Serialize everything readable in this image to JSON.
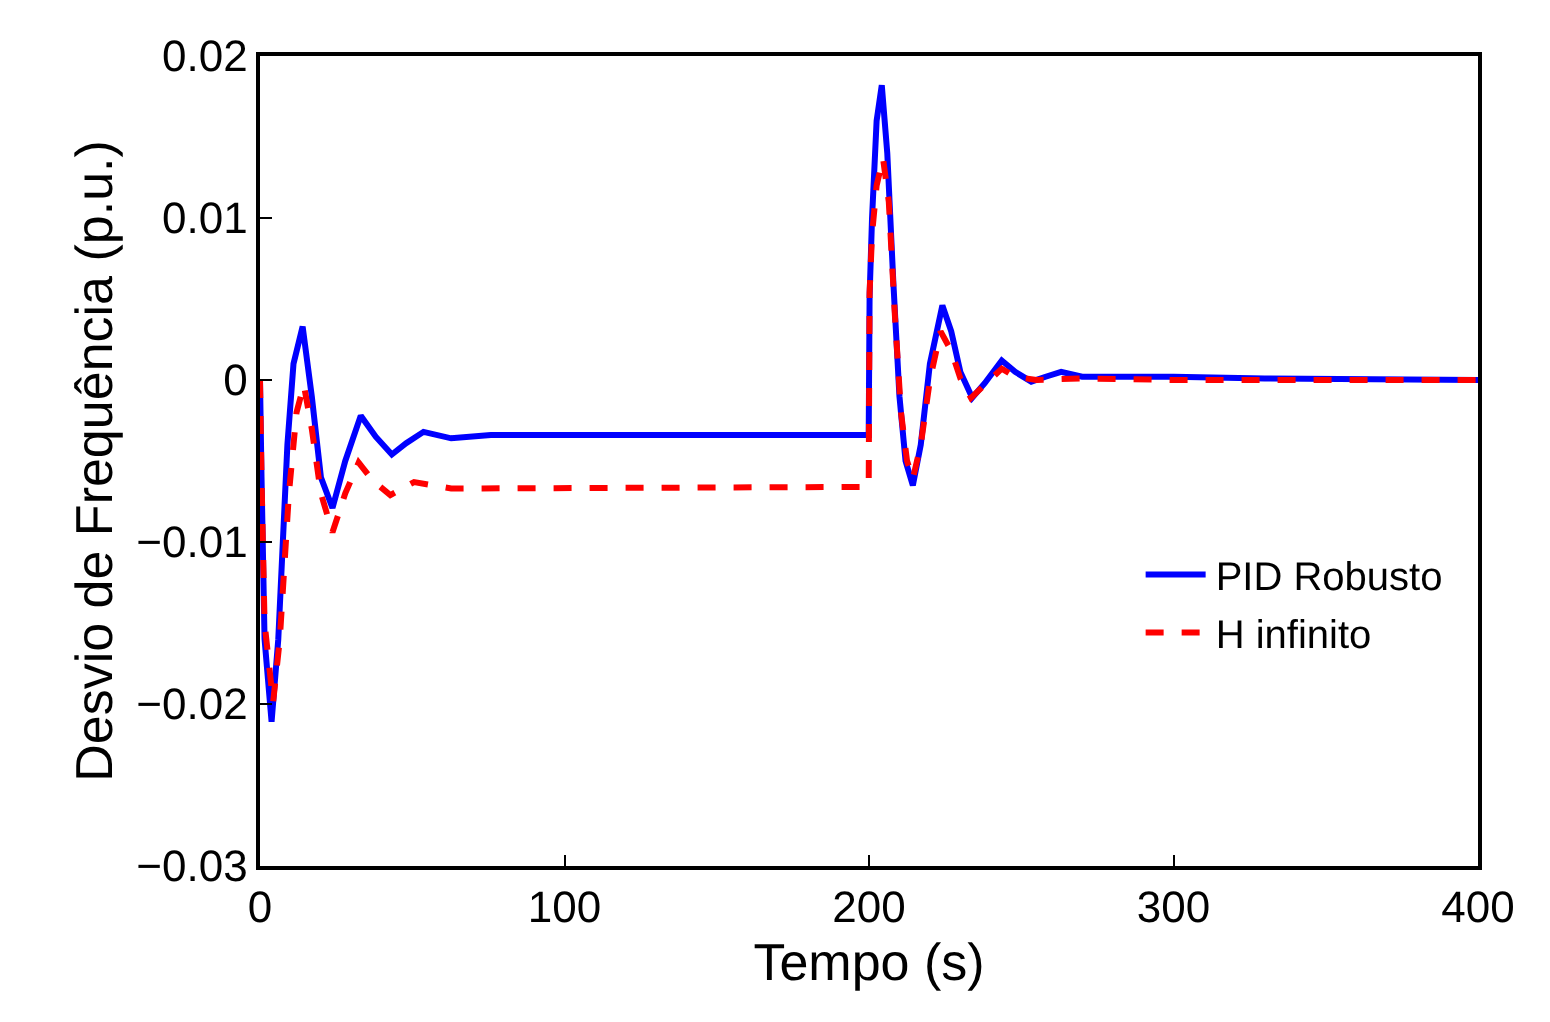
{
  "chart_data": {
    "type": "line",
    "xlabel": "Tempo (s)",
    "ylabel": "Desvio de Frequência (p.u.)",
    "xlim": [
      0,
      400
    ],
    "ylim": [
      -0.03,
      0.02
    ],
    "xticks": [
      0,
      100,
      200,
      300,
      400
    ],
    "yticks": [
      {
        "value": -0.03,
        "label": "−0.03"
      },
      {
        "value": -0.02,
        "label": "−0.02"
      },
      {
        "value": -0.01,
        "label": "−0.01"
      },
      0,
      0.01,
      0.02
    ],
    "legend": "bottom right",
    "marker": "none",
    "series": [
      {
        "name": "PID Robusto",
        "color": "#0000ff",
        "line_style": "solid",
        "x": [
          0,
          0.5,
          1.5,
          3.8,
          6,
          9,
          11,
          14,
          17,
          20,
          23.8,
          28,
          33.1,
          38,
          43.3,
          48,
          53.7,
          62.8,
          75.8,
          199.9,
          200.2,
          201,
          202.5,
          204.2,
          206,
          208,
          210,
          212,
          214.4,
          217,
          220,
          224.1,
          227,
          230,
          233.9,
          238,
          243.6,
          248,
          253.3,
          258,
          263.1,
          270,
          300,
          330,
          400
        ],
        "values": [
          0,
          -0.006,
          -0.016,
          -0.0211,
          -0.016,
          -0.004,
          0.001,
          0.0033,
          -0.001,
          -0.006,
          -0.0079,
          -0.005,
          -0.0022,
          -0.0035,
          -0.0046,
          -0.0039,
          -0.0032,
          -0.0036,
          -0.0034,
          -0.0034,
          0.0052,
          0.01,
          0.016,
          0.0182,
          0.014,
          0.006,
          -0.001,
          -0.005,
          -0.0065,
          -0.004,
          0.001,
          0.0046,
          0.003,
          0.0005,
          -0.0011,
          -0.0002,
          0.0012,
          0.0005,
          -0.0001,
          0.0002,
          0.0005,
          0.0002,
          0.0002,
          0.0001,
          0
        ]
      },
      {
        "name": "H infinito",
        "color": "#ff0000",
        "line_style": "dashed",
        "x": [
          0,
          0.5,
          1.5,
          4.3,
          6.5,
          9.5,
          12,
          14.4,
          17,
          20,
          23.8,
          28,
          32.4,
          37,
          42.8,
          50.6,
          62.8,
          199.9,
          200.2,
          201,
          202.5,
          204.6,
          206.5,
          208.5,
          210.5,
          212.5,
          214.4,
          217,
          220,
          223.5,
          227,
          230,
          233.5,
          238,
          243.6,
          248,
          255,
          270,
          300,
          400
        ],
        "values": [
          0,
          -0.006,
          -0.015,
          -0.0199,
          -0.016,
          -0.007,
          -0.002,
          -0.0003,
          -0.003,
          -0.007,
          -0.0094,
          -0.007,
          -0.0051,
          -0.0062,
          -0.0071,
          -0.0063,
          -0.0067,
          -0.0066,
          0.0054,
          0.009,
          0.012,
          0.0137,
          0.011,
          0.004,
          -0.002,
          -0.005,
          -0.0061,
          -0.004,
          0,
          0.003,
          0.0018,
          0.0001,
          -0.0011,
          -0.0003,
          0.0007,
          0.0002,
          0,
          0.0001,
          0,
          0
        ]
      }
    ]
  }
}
****************
> WHAT IS REQUIRED
Quote each record exactly as it stands, minus the pictures.

> SOLUTION FOR THIS EXERCISE
Serialize everything readable in this image to JSON.
{
  "chart_data": {
    "type": "line",
    "xlabel": "Tempo (s)",
    "ylabel": "Desvio de Frequência (p.u.)",
    "xlim": [
      0,
      400
    ],
    "ylim": [
      -0.03,
      0.02
    ],
    "xticks": [
      0,
      100,
      200,
      300,
      400
    ],
    "yticks": [
      {
        "value": -0.03,
        "label": "−0.03"
      },
      {
        "value": -0.02,
        "label": "−0.02"
      },
      {
        "value": -0.01,
        "label": "−0.01"
      },
      0,
      0.01,
      0.02
    ],
    "legend": "bottom right",
    "marker": "none",
    "series": [
      {
        "name": "PID Robusto",
        "color": "#0000ff",
        "line_style": "solid",
        "x": [
          0,
          0.5,
          1.5,
          3.8,
          6,
          9,
          11,
          14,
          17,
          20,
          23.8,
          28,
          33.1,
          38,
          43.3,
          48,
          53.7,
          62.8,
          75.8,
          199.9,
          200.2,
          201,
          202.5,
          204.2,
          206,
          208,
          210,
          212,
          214.4,
          217,
          220,
          224.1,
          227,
          230,
          233.9,
          238,
          243.6,
          248,
          253.3,
          258,
          263.1,
          270,
          300,
          330,
          400
        ],
        "values": [
          0,
          -0.006,
          -0.016,
          -0.0211,
          -0.016,
          -0.004,
          0.001,
          0.0033,
          -0.001,
          -0.006,
          -0.0079,
          -0.005,
          -0.0022,
          -0.0035,
          -0.0046,
          -0.0039,
          -0.0032,
          -0.0036,
          -0.0034,
          -0.0034,
          0.0052,
          0.01,
          0.016,
          0.0182,
          0.014,
          0.006,
          -0.001,
          -0.005,
          -0.0065,
          -0.004,
          0.001,
          0.0046,
          0.003,
          0.0005,
          -0.0011,
          -0.0002,
          0.0012,
          0.0005,
          -0.0001,
          0.0002,
          0.0005,
          0.0002,
          0.0002,
          0.0001,
          0
        ]
      },
      {
        "name": "H infinito",
        "color": "#ff0000",
        "line_style": "dashed",
        "x": [
          0,
          0.5,
          1.5,
          4.3,
          6.5,
          9.5,
          12,
          14.4,
          17,
          20,
          23.8,
          28,
          32.4,
          37,
          42.8,
          50.6,
          62.8,
          199.9,
          200.2,
          201,
          202.5,
          204.6,
          206.5,
          208.5,
          210.5,
          212.5,
          214.4,
          217,
          220,
          223.5,
          227,
          230,
          233.5,
          238,
          243.6,
          248,
          255,
          270,
          300,
          400
        ],
        "values": [
          0,
          -0.006,
          -0.015,
          -0.0199,
          -0.016,
          -0.007,
          -0.002,
          -0.0003,
          -0.003,
          -0.007,
          -0.0094,
          -0.007,
          -0.0051,
          -0.0062,
          -0.0071,
          -0.0063,
          -0.0067,
          -0.0066,
          0.0054,
          0.009,
          0.012,
          0.0137,
          0.011,
          0.004,
          -0.002,
          -0.005,
          -0.0061,
          -0.004,
          0,
          0.003,
          0.0018,
          0.0001,
          -0.0011,
          -0.0003,
          0.0007,
          0.0002,
          0,
          0.0001,
          0,
          0
        ]
      }
    ]
  }
}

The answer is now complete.